## Problem requirements
Report each line of the data that has "when" somewhere in it.
● ● ● ●
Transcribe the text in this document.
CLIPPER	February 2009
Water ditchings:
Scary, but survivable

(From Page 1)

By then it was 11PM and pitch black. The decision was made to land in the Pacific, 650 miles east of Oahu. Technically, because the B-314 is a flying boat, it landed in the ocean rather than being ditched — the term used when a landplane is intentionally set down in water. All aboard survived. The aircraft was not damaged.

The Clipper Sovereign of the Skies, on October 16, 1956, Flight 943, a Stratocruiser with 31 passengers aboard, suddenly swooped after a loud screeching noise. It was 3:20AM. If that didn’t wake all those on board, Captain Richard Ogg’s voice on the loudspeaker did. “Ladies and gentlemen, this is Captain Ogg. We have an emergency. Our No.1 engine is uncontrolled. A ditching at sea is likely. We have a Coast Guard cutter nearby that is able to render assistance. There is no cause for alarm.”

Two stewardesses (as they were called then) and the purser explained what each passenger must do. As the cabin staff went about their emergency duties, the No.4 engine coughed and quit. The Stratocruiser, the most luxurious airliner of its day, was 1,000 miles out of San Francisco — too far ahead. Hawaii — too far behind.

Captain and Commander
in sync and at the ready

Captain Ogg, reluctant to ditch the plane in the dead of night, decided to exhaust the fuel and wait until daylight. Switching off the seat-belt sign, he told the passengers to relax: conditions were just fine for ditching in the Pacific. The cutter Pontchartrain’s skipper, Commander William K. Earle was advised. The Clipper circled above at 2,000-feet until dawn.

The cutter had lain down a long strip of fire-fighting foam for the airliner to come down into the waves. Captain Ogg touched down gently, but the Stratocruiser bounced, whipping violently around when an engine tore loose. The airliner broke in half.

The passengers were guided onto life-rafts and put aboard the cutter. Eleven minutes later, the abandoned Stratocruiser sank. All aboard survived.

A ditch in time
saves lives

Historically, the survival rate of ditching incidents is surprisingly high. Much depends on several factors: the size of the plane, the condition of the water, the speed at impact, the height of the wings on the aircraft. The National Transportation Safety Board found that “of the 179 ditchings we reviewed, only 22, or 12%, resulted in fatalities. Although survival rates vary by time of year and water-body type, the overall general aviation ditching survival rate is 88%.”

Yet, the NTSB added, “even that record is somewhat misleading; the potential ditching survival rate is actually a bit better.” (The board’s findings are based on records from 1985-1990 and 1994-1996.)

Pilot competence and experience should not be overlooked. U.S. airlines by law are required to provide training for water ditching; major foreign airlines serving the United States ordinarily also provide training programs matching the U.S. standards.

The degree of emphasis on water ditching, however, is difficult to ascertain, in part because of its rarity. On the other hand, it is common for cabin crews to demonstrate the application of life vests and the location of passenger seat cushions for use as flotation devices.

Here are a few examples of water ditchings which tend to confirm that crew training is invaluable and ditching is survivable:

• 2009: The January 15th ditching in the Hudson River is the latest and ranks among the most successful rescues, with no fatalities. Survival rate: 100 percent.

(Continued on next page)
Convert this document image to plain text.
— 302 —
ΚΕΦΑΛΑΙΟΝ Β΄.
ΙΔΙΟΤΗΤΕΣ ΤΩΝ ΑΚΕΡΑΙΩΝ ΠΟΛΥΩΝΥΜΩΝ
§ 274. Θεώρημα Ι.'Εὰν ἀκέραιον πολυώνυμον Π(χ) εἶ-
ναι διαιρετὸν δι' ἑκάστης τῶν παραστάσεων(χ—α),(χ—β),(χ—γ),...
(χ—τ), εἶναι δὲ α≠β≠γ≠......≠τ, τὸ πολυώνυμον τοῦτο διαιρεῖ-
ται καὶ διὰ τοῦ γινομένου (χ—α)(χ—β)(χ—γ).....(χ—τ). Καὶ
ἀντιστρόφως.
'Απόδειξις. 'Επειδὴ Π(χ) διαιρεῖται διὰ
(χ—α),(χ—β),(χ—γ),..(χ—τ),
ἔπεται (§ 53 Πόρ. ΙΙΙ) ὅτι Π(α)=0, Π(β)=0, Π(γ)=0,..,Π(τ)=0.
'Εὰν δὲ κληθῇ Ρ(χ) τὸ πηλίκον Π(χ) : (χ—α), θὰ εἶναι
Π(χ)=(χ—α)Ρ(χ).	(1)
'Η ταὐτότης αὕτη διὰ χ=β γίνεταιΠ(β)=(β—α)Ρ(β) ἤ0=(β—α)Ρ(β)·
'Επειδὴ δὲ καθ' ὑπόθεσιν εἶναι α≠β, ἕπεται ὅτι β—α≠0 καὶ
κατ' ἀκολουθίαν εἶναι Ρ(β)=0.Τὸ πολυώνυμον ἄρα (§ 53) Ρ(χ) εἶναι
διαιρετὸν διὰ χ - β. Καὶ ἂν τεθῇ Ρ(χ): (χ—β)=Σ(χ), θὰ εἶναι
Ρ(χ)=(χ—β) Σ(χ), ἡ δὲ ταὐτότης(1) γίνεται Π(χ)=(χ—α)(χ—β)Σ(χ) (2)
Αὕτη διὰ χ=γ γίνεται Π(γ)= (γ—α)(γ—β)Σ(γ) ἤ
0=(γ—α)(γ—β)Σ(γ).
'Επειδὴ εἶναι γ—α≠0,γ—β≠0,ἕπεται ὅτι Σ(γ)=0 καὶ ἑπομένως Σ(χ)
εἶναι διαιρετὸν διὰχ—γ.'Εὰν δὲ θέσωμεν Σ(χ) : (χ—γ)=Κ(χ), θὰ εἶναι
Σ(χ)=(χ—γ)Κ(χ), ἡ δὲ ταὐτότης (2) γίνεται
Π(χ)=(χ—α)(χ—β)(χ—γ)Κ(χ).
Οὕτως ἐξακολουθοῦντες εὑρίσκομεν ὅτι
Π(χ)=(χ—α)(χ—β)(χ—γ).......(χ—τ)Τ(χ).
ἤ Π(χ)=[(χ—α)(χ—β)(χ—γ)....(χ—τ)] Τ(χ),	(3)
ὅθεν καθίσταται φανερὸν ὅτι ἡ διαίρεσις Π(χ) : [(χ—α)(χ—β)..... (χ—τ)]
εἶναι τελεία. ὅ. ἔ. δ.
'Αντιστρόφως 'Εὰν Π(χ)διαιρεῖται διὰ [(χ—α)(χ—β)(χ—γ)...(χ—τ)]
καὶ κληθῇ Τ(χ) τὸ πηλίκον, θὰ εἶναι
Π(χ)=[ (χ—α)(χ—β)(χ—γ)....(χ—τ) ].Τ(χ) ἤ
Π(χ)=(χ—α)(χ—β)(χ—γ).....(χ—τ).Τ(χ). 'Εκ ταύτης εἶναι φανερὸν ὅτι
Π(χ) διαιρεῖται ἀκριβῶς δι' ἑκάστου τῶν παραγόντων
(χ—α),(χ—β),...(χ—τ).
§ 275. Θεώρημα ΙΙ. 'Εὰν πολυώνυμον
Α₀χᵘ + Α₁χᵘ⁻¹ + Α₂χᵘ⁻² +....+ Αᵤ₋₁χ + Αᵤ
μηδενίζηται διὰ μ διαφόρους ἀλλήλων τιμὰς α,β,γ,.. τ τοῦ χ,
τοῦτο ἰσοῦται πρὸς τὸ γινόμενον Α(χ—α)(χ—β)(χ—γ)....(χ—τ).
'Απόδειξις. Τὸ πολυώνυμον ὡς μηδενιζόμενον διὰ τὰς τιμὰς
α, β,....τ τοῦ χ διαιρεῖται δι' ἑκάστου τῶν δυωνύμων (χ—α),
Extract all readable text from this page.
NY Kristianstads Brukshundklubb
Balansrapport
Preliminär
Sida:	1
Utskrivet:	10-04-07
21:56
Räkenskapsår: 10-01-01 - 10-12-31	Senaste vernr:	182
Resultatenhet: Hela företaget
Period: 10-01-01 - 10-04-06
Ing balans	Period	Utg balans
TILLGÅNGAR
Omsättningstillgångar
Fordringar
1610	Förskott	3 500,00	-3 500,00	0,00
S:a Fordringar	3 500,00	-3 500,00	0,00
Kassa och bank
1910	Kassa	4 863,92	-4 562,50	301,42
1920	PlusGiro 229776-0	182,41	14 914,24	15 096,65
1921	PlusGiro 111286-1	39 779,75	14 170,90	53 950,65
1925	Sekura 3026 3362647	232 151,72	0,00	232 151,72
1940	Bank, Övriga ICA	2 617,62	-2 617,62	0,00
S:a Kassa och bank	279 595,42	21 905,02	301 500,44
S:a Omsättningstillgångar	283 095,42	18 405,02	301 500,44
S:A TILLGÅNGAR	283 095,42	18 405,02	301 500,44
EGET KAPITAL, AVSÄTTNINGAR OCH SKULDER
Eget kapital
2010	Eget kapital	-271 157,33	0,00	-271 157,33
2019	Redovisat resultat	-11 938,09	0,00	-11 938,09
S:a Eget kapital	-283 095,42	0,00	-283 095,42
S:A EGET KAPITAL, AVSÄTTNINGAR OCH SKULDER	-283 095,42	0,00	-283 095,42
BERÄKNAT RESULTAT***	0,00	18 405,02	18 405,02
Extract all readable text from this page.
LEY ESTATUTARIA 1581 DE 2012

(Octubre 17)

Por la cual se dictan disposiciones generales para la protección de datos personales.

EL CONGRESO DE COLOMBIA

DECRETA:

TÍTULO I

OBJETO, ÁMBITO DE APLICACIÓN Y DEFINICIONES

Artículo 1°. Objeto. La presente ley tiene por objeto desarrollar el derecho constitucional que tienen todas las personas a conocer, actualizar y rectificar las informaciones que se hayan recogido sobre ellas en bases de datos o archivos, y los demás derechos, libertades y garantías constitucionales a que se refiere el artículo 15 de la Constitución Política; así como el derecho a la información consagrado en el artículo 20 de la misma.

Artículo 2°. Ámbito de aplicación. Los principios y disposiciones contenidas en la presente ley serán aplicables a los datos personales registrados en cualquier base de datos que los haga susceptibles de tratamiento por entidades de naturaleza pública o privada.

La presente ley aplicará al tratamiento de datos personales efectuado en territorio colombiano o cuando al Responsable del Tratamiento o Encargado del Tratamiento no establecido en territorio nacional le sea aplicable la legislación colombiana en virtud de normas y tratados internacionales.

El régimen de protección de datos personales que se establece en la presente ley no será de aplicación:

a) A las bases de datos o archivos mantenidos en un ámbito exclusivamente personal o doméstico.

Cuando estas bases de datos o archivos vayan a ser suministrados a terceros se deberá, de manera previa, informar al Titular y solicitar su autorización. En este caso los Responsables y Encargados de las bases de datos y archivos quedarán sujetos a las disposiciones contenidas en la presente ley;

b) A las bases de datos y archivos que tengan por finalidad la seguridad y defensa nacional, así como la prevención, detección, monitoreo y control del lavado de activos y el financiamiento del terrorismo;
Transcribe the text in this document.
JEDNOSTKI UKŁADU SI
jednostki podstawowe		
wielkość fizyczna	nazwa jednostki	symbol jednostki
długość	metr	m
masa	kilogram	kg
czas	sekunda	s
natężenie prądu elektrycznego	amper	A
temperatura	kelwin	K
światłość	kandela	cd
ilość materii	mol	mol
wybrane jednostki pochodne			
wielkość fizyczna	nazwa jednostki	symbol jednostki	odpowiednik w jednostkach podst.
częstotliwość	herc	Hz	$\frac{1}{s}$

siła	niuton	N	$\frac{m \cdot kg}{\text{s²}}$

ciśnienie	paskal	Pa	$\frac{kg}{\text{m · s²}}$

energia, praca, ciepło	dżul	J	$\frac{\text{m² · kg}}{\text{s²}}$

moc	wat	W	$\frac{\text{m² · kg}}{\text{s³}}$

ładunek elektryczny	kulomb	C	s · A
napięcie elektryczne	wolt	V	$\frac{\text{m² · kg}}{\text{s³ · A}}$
● ● ● ●
## Response to this task
By then it was 11PM and pitch black. The decision was made to land in the Pacific, 650 miles east of Oahu. Technically, because the B-314 is a flying boat, it landed in the ocean rather than being ditched — the term used when a landplane is intentionally set down in water. All aboard survived. The aircraft was not damaged.
The cutter had lain down a long strip of fire-fighting foam for the airliner to come down into the waves. Captain Ogg touched down gently, but the Stratocruiser bounced, whipping violently around when an engine tore loose. The airliner broke in half.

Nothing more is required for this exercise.